抜粋文:
ただでさえ予約待ち必至なところに、このシリーズは(というより海堂作品は)全部がリンクしているので
前後に飛んだり、メイン(田口・白鳥)以外のキャラが主人公となると間が空き過ぎるのと相まって
「誰だったっけ?(どんなことをした人だっけ)になるのがちょいと辛いところ。
が、医療モノとしてはエンターテイメント感充分だし(ただしこんな医者が主治医としたら…と
思わなくもないが)、サクサクと読めました。

…にしても、イマイチ体調が良くない;(気温差についていけてないのか?)

読了

2011-02-17 23:58:40 | 読み物
というわけで引き続き読書(というの?というブツも含むが)メモ。

「賢者はベンチで思索する」、近藤史恵氏

フリーターでファミレスに勤める久里子、そのファミレスに訪れる老人。
他人からは痴呆の毛があると見られているが、公園であった老人はそんな様子は微塵も感じない。
そして身近に起こる謎を解いたのはこの老人だった。

「人の死なないミステリ」というか人物(主人公)の成長する様にも視線が注がれ、
描かれているのでミステリというくくりでは無いかもしれない。
が、自分(や家族)の置かれた状況に悩む姿は、読み手を共感させるものがあると思う。
そして謎の老人(笑)の存在、彼は一体何者なのか?という点も引付けられる一冊。
…ある意味オッサン(老人なので年上すぎるけど!w)ホイホイな自分向け一冊か。

データ:
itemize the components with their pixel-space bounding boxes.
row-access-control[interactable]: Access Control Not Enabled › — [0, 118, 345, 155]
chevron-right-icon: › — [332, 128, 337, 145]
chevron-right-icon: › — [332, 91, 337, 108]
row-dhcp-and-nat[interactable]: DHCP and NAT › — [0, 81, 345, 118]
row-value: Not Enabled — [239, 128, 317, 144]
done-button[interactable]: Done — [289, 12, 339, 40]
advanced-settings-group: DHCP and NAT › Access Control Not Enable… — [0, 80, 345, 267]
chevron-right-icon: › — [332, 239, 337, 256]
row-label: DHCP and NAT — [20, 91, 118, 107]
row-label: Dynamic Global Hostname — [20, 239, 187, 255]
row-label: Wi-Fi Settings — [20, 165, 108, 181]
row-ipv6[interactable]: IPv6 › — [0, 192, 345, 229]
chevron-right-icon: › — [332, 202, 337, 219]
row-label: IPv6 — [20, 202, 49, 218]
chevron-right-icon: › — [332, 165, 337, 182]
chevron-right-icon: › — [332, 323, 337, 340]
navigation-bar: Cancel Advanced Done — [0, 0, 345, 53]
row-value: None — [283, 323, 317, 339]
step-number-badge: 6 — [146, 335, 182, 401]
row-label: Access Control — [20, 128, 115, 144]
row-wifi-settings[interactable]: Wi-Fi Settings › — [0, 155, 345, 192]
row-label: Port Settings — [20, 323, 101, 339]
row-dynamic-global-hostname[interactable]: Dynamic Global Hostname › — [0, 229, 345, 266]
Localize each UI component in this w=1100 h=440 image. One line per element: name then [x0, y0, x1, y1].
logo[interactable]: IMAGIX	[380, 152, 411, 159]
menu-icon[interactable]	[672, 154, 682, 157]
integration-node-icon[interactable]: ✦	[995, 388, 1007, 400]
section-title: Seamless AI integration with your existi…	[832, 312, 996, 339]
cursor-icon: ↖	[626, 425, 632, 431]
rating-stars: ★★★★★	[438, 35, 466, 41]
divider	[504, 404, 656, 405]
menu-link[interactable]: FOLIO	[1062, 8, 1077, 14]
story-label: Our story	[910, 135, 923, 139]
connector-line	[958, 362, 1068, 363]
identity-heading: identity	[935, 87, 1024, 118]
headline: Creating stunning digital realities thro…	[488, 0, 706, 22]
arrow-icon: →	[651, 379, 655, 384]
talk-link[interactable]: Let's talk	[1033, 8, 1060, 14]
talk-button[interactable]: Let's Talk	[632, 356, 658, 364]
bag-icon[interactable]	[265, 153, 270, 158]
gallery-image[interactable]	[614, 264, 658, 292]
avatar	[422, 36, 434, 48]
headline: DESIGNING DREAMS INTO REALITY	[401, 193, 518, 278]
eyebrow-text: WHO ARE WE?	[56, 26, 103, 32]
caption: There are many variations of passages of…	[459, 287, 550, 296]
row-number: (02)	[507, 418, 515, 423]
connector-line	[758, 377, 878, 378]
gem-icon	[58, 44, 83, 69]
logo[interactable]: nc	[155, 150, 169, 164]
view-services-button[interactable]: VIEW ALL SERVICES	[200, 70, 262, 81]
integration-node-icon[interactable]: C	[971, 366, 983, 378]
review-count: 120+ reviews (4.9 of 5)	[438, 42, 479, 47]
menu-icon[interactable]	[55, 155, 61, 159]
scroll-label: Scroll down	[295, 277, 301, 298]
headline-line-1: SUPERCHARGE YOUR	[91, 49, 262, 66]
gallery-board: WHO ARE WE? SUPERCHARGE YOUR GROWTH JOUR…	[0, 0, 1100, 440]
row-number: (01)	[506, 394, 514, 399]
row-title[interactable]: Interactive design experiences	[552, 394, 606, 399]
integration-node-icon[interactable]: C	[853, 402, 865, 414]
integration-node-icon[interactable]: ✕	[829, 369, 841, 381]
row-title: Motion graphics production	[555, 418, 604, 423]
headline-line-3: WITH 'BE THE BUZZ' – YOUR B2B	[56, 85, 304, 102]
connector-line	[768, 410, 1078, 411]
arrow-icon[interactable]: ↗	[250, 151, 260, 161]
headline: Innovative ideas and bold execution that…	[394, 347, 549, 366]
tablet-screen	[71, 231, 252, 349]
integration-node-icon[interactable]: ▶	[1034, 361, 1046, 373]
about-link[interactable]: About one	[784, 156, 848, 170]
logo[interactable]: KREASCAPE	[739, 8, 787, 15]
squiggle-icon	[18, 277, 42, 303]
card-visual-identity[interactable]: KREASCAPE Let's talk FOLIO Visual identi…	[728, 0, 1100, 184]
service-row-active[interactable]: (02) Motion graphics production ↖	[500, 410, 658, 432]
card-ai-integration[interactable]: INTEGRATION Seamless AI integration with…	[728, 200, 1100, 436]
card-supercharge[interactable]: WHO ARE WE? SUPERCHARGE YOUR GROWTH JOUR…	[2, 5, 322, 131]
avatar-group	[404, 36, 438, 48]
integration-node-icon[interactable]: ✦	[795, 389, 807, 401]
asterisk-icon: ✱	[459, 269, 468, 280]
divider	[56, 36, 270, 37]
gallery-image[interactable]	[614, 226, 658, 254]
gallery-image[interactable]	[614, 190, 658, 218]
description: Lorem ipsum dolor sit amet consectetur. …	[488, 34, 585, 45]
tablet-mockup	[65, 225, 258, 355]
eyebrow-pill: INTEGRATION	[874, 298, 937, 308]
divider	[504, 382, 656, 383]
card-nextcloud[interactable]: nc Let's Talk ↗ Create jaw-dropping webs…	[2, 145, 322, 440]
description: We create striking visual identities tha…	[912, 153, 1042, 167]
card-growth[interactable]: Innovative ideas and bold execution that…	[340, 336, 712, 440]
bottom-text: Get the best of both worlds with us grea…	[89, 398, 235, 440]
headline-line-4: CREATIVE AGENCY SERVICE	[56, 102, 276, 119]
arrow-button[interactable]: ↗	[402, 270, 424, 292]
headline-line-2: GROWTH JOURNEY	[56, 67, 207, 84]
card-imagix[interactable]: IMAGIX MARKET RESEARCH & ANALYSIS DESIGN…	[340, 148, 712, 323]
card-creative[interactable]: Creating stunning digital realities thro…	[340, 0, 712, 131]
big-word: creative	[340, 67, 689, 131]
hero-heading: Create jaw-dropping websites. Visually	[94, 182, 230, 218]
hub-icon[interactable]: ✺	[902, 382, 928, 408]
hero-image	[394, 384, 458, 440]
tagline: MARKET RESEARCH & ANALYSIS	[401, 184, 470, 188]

課題 1: 抜粋文の「2011-02-17 23:58:40 | 読み物」から始めて「が、自分(や家族)の置かれた状況に悩む姿は、読み手を共感させるものがあると思う。」までを、「ファミレス」を「コンビニ」に差し替えて書き直すこと。
課題 2: 抜粋文が紹介する「賢者はベンチで思索する」で、久里子はどこに勤めているか。
このデータは抜粋文とは別の出典から取ったものだ。

解答 1:
2011-02-17 23:58:40 | 読み物
というわけで引き続き読書(というの?というブツも含むが)メモ。

「賢者はベンチで思索する」、近藤史恵氏

フリーターでコンビニに勤める久里子、そのコンビニに訪れる老人。
他人からは痴呆の毛があると見られているが、公園であった老人はそんな様子は微塵も感じない。
そして身近に起こる謎を解いたのはこの老人だった。

「人の死なないミステリ」というか人物(主人公)の成長する様にも視線が注がれ、
描かれているのでミステリというくくりでは無いかもしれない。
が、自分(や家族)の置かれた状況に悩む姿は、読み手を共感させるものがあると思う。

解答 2: ファミレス。